# Materials provided
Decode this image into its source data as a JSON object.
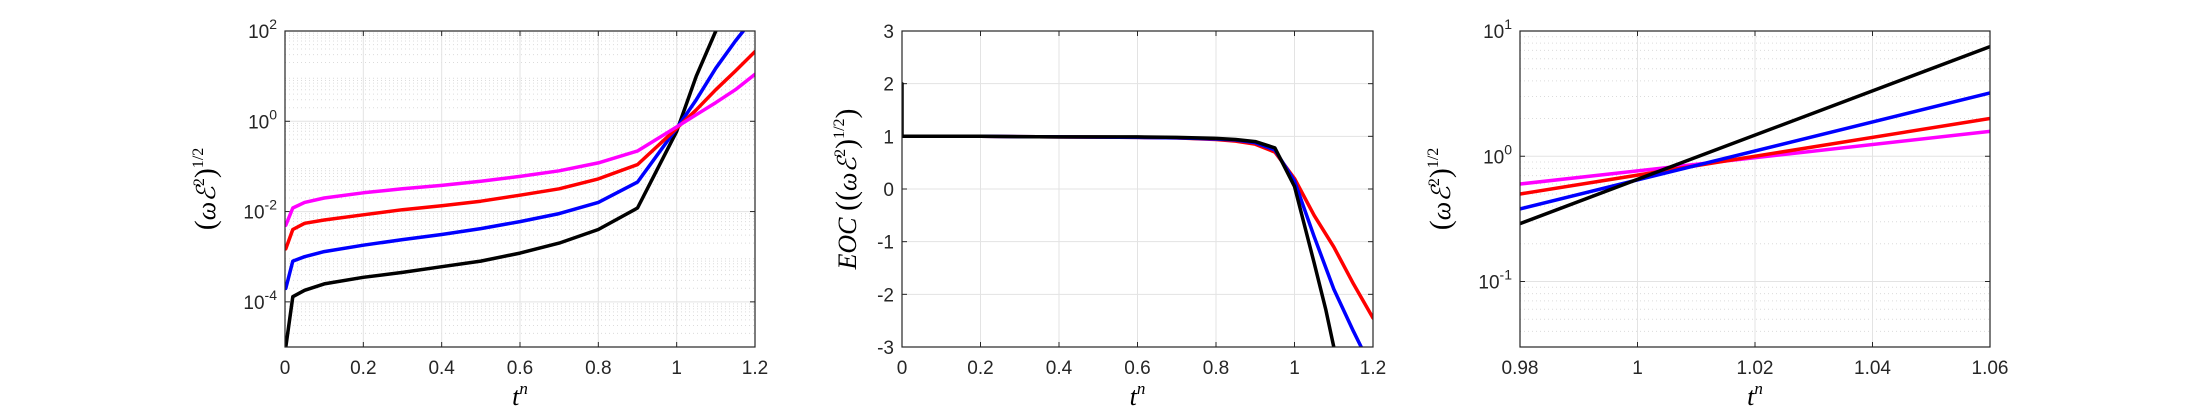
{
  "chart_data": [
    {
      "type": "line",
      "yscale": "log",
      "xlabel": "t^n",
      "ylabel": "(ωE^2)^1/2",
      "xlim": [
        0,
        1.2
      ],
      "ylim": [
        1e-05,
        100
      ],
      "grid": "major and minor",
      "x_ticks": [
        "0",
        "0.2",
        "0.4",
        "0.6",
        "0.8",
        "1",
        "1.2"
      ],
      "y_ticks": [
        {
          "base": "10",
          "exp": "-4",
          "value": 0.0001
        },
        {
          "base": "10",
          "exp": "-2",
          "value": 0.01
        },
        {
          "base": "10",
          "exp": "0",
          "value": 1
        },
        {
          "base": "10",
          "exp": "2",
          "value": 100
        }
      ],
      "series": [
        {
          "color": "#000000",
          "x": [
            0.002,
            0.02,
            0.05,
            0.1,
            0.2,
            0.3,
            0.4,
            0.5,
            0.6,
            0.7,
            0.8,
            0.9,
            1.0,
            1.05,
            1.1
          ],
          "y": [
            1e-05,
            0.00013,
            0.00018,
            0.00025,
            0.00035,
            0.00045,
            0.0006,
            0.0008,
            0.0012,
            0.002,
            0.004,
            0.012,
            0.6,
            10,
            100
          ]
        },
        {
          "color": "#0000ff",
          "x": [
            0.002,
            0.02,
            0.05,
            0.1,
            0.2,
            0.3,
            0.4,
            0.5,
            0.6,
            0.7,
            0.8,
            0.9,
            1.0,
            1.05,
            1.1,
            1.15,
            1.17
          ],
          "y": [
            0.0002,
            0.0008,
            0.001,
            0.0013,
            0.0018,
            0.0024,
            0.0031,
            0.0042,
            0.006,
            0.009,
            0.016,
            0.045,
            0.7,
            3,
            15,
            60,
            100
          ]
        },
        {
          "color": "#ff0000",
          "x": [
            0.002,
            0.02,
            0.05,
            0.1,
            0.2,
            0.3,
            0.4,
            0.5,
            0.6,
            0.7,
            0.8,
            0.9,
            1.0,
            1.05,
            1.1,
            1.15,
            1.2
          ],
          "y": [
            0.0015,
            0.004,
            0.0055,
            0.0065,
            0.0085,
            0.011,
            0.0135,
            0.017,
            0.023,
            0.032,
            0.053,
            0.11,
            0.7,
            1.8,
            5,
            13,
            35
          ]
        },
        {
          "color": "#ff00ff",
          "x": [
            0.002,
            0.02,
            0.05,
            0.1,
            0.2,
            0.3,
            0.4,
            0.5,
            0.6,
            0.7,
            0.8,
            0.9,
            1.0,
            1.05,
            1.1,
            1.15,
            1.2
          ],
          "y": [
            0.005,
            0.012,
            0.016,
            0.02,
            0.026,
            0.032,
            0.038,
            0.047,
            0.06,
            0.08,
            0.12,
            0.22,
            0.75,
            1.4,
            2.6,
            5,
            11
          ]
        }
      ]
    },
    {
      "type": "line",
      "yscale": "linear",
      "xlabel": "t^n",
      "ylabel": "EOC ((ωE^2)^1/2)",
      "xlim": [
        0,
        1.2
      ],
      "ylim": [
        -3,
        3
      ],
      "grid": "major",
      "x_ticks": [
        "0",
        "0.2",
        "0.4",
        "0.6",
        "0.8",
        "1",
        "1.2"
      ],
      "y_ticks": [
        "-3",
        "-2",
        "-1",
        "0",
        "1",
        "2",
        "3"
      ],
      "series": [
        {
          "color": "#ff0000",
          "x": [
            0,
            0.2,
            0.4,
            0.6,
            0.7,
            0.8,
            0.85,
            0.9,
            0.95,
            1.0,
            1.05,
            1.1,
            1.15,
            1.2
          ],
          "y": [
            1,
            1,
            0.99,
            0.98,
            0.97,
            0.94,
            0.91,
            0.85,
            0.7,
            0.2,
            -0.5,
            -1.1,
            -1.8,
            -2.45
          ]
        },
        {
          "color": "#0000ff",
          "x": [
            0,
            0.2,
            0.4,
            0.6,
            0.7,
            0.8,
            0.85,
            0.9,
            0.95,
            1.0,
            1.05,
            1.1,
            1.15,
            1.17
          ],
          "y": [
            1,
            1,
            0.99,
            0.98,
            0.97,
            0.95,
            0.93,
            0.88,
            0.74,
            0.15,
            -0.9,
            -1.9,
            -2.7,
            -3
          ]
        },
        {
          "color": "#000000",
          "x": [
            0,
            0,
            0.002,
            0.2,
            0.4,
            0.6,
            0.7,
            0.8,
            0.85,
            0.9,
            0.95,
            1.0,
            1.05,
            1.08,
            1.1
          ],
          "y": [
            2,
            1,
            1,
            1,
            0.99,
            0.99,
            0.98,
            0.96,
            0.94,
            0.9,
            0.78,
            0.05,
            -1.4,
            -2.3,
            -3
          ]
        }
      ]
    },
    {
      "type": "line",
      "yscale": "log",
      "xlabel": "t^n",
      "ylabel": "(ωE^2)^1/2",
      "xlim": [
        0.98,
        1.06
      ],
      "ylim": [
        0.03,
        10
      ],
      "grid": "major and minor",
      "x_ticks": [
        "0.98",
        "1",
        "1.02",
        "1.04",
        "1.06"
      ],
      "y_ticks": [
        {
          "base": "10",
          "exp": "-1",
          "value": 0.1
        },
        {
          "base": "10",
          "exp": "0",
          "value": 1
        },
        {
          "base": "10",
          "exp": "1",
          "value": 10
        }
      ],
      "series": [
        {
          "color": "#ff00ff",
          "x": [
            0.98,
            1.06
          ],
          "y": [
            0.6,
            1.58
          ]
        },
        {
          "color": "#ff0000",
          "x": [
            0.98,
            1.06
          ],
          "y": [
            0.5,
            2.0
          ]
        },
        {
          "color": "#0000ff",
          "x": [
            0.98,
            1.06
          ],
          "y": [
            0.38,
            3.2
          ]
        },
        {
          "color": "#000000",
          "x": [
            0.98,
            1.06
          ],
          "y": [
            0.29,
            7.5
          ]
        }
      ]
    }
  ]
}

# Problem requirements
Copy out each line word for word, please, skipping the images.

# Exercise result
Decode this image into its source data as a JSON object.
{
  "chart_data": [
    {
      "type": "line",
      "yscale": "log",
      "xlabel": "t^n",
      "ylabel": "(ωE^2)^1/2",
      "xlim": [
        0,
        1.2
      ],
      "ylim": [
        1e-05,
        100
      ],
      "grid": "major and minor",
      "x_ticks": [
        "0",
        "0.2",
        "0.4",
        "0.6",
        "0.8",
        "1",
        "1.2"
      ],
      "y_ticks": [
        {
          "base": "10",
          "exp": "-4",
          "value": 0.0001
        },
        {
          "base": "10",
          "exp": "-2",
          "value": 0.01
        },
        {
          "base": "10",
          "exp": "0",
          "value": 1
        },
        {
          "base": "10",
          "exp": "2",
          "value": 100
        }
      ],
      "series": [
        {
          "color": "#000000",
          "x": [
            0.002,
            0.02,
            0.05,
            0.1,
            0.2,
            0.3,
            0.4,
            0.5,
            0.6,
            0.7,
            0.8,
            0.9,
            1.0,
            1.05,
            1.1
          ],
          "y": [
            1e-05,
            0.00013,
            0.00018,
            0.00025,
            0.00035,
            0.00045,
            0.0006,
            0.0008,
            0.0012,
            0.002,
            0.004,
            0.012,
            0.6,
            10,
            100
          ]
        },
        {
          "color": "#0000ff",
          "x": [
            0.002,
            0.02,
            0.05,
            0.1,
            0.2,
            0.3,
            0.4,
            0.5,
            0.6,
            0.7,
            0.8,
            0.9,
            1.0,
            1.05,
            1.1,
            1.15,
            1.17
          ],
          "y": [
            0.0002,
            0.0008,
            0.001,
            0.0013,
            0.0018,
            0.0024,
            0.0031,
            0.0042,
            0.006,
            0.009,
            0.016,
            0.045,
            0.7,
            3,
            15,
            60,
            100
          ]
        },
        {
          "color": "#ff0000",
          "x": [
            0.002,
            0.02,
            0.05,
            0.1,
            0.2,
            0.3,
            0.4,
            0.5,
            0.6,
            0.7,
            0.8,
            0.9,
            1.0,
            1.05,
            1.1,
            1.15,
            1.2
          ],
          "y": [
            0.0015,
            0.004,
            0.0055,
            0.0065,
            0.0085,
            0.011,
            0.0135,
            0.017,
            0.023,
            0.032,
            0.053,
            0.11,
            0.7,
            1.8,
            5,
            13,
            35
          ]
        },
        {
          "color": "#ff00ff",
          "x": [
            0.002,
            0.02,
            0.05,
            0.1,
            0.2,
            0.3,
            0.4,
            0.5,
            0.6,
            0.7,
            0.8,
            0.9,
            1.0,
            1.05,
            1.1,
            1.15,
            1.2
          ],
          "y": [
            0.005,
            0.012,
            0.016,
            0.02,
            0.026,
            0.032,
            0.038,
            0.047,
            0.06,
            0.08,
            0.12,
            0.22,
            0.75,
            1.4,
            2.6,
            5,
            11
          ]
        }
      ]
    },
    {
      "type": "line",
      "yscale": "linear",
      "xlabel": "t^n",
      "ylabel": "EOC ((ωE^2)^1/2)",
      "xlim": [
        0,
        1.2
      ],
      "ylim": [
        -3,
        3
      ],
      "grid": "major",
      "x_ticks": [
        "0",
        "0.2",
        "0.4",
        "0.6",
        "0.8",
        "1",
        "1.2"
      ],
      "y_ticks": [
        "-3",
        "-2",
        "-1",
        "0",
        "1",
        "2",
        "3"
      ],
      "series": [
        {
          "color": "#ff0000",
          "x": [
            0,
            0.2,
            0.4,
            0.6,
            0.7,
            0.8,
            0.85,
            0.9,
            0.95,
            1.0,
            1.05,
            1.1,
            1.15,
            1.2
          ],
          "y": [
            1,
            1,
            0.99,
            0.98,
            0.97,
            0.94,
            0.91,
            0.85,
            0.7,
            0.2,
            -0.5,
            -1.1,
            -1.8,
            -2.45
          ]
        },
        {
          "color": "#0000ff",
          "x": [
            0,
            0.2,
            0.4,
            0.6,
            0.7,
            0.8,
            0.85,
            0.9,
            0.95,
            1.0,
            1.05,
            1.1,
            1.15,
            1.17
          ],
          "y": [
            1,
            1,
            0.99,
            0.98,
            0.97,
            0.95,
            0.93,
            0.88,
            0.74,
            0.15,
            -0.9,
            -1.9,
            -2.7,
            -3
          ]
        },
        {
          "color": "#000000",
          "x": [
            0,
            0,
            0.002,
            0.2,
            0.4,
            0.6,
            0.7,
            0.8,
            0.85,
            0.9,
            0.95,
            1.0,
            1.05,
            1.08,
            1.1
          ],
          "y": [
            2,
            1,
            1,
            1,
            0.99,
            0.99,
            0.98,
            0.96,
            0.94,
            0.9,
            0.78,
            0.05,
            -1.4,
            -2.3,
            -3
          ]
        }
      ]
    },
    {
      "type": "line",
      "yscale": "log",
      "xlabel": "t^n",
      "ylabel": "(ωE^2)^1/2",
      "xlim": [
        0.98,
        1.06
      ],
      "ylim": [
        0.03,
        10
      ],
      "grid": "major and minor",
      "x_ticks": [
        "0.98",
        "1",
        "1.02",
        "1.04",
        "1.06"
      ],
      "y_ticks": [
        {
          "base": "10",
          "exp": "-1",
          "value": 0.1
        },
        {
          "base": "10",
          "exp": "0",
          "value": 1
        },
        {
          "base": "10",
          "exp": "1",
          "value": 10
        }
      ],
      "series": [
        {
          "color": "#ff00ff",
          "x": [
            0.98,
            1.06
          ],
          "y": [
            0.6,
            1.58
          ]
        },
        {
          "color": "#ff0000",
          "x": [
            0.98,
            1.06
          ],
          "y": [
            0.5,
            2.0
          ]
        },
        {
          "color": "#0000ff",
          "x": [
            0.98,
            1.06
          ],
          "y": [
            0.38,
            3.2
          ]
        },
        {
          "color": "#000000",
          "x": [
            0.98,
            1.06
          ],
          "y": [
            0.29,
            7.5
          ]
        }
      ]
    }
  ]
}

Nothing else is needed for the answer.